▸ Text shown
::::

For example, harvey wienstein would have a pretty tough time getting invited to speak.

@Spicewalla @AaronPound Except here it was a student club that invited the speaker, as student clubs are free to do. IN what cases has Stanford told a student club they couldn't invite someone?

I could totally see FedSoc inviting Harvey if it would own the libs.

@Popehat @AaronPound

If they didn't fear the reputational cost they might, I mean anything is possible.

But institutional power isn't just the school admin. Its the student groups who are social elites (and all the money backing them) its also the social structures that made weinstein notable and possibly palatable enough to the fedsoc. Etc.

All that power has to line up just right for a speaker to make it to Stanford, unlike the same thing in a random public park.

@Spicewalla @AaronPound I'm not sure that FedSoc folks are the most socially elite at STanford law school.

@Popehat @AaronPound

They may be behind the average Joe in getting laid, but they make up for it in access to clerkships.

@Popehat @AaronPound again, for some reason, people forgetting that “Free Speech” just means you can’t be jailed for speaking (with rare exceptions). Not that speech doesn’t have consequences.
@Popehat @AaronPound not be a pain in your ass. It’s a cringey way to use speech, sure. And Stanford as a private institution would be correct to take steps to prevent or punish the shouting down.
But I’m having some trouble identifying any 1A exception that addresses heckling.
@Popehat @AaronPound fighting words, maybe? But I’ve learned from you not to presume that doctrine is meaningful/even still exists anymore
@fumblebee @AaronPound It’s a little complicated because of Leonard’s Law in California applies First Amendment requirements to private universities. But content-neutral rules against disruption are accepted time/place/manner restrictions. The First Amendment doesn’t protect pulling the fire alarm to stop a speech even if you meant it expressively.
@Popehat @AaronPound you couldn’t have told me I couldn’t pull the fire alarm like 1 minute sooner?
@Popehat @AaronPound in all seriousness though, thanks for the thoughtful and informative reply
@fumblebee @Popehat @AaronPound Was the auditorium crowded?
@halfcocked @Popehat @AaronPound thought about making this joke but decided I’d already bothered Ken enough
@Popehat I wish that people understood that these sad excuses for human beings just want to be banned from speaking. It’s a clout-chasing grift.
@Popehat there’s a substacker I don’t need to read more of. Faux even-handery posing as journalism. Not even good at burying the bias.

::::

Document layout analysis data:
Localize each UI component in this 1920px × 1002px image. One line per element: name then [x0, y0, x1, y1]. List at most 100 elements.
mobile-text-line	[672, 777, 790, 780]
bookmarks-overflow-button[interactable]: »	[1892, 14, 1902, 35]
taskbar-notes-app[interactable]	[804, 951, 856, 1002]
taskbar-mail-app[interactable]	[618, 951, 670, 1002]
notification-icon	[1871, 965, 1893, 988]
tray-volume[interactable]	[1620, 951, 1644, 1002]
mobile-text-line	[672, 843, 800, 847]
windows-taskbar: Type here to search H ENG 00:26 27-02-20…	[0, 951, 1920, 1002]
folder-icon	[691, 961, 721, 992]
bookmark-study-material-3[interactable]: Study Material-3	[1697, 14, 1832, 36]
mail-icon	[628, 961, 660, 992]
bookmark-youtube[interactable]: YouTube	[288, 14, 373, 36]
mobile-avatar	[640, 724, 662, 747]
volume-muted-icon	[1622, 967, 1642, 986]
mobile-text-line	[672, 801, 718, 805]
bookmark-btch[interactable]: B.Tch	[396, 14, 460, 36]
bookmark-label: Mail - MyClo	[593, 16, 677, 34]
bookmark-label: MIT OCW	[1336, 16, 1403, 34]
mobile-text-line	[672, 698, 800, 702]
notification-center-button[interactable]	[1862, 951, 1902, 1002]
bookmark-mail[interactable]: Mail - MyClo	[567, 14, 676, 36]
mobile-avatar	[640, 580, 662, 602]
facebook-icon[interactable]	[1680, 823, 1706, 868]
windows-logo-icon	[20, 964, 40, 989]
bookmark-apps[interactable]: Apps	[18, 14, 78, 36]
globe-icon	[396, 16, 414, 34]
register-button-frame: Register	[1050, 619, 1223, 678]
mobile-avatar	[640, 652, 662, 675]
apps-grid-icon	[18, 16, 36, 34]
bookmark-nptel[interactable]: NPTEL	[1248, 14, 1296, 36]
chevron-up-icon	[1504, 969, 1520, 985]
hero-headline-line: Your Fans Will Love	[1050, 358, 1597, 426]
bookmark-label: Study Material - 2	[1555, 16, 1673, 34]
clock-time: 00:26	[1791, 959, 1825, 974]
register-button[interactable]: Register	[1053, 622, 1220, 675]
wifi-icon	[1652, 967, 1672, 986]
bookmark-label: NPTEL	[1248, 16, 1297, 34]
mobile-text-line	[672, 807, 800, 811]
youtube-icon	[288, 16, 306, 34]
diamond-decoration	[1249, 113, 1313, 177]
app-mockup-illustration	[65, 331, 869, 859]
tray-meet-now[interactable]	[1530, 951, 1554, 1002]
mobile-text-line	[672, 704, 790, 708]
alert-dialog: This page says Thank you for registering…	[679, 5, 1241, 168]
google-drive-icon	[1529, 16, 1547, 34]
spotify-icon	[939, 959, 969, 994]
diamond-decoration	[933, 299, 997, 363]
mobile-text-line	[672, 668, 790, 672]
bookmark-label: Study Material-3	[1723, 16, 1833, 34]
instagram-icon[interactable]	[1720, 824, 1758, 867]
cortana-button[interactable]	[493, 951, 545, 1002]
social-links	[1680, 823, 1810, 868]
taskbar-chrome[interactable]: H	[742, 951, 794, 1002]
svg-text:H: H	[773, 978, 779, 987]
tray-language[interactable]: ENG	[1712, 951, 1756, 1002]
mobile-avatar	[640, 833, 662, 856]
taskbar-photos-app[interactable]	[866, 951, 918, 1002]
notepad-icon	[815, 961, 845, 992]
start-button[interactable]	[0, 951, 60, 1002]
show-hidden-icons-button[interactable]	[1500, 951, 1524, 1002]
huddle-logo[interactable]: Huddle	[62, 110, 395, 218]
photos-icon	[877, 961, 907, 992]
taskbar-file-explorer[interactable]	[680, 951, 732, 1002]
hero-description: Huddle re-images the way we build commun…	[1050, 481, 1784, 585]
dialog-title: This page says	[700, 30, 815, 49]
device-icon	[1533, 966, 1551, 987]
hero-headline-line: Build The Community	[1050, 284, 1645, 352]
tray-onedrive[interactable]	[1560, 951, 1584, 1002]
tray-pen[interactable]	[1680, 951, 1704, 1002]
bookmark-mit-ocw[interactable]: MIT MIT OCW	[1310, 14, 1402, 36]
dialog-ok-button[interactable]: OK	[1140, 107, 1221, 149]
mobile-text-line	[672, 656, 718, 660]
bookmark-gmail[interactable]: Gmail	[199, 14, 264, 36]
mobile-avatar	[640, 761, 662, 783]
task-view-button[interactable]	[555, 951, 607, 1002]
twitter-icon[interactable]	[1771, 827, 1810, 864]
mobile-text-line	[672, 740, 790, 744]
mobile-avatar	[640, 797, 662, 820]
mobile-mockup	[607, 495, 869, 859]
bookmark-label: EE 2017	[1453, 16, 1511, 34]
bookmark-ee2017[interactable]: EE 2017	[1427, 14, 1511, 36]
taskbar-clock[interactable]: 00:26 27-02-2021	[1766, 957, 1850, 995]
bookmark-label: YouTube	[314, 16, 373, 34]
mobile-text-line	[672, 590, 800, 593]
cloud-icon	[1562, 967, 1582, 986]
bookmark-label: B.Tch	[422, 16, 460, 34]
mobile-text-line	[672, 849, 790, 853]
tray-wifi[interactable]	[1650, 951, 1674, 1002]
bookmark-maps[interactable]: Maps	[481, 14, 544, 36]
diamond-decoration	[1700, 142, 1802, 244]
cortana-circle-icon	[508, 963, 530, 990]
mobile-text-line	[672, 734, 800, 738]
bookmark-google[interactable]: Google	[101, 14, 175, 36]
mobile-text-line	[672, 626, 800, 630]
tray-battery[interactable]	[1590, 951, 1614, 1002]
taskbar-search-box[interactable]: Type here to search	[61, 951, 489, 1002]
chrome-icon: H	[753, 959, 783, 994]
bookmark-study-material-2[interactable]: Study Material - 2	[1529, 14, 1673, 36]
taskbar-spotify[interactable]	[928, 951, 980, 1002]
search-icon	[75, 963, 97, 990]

::::

▸ Set of tasks
a) In the thread on free speech at Stanford, what does Leonard's Law in California do?
b) Continue the thread on free speech at Stanford from its last post.

▸ Activity answers
a) It applies First Amendment requirements to private universities.

b)
@Popehat this is one of the best sentences I’ve read in a while, because life isn’t a movie, “One of the key lessons of American civic life is that there doesn't have to be a good guy in the story.”
@Popehat Best protest for a loser federal judge is to just ignore them. Scalia spoke at my law school while I was a student. I frickin’ skipped it. Life tenure = zero f’s about protests. (And with folks like Scalia, a protest is just going to give them jollies.) So I opted to put in the time to totally rock my fed courts final and, gentle reader, I rocked it.
@Popehat sounds like the speaker should be much less employable than the law students, but here we are.
The Trumped-up Stanford Law School free speech scandal – Lawyers, Guns & Money

@carolannie Not really very sympathetic to the notion "conservative provocateur successfully provoked useful idiot law students"
@Popehat Duncan was given his Freedom of Speech rights to publicly speak at Stanford while those who disagreed with Duncan were given the Freedom of Speech rights to publicly disagree with him. What does Stanford have to apologize for? "Disruption" is often just an excuse to suppress Freedom of Speech.
@Popehat: What use is freedom of speech if you can't use it to tell a powerful creep that he has been a very naughty boy until he goes away in shame?
@riley I'm sure the people menacing and harassing drag shows would agree with you.

@Popehat: But there's no powerful men in drag shows. (On the stage, at least. We all know that they show up in the audience inbetween denouncing drag shows.)

Punching down is never okay. Punching up, contrariwise, is an important right in need of constitutional protection.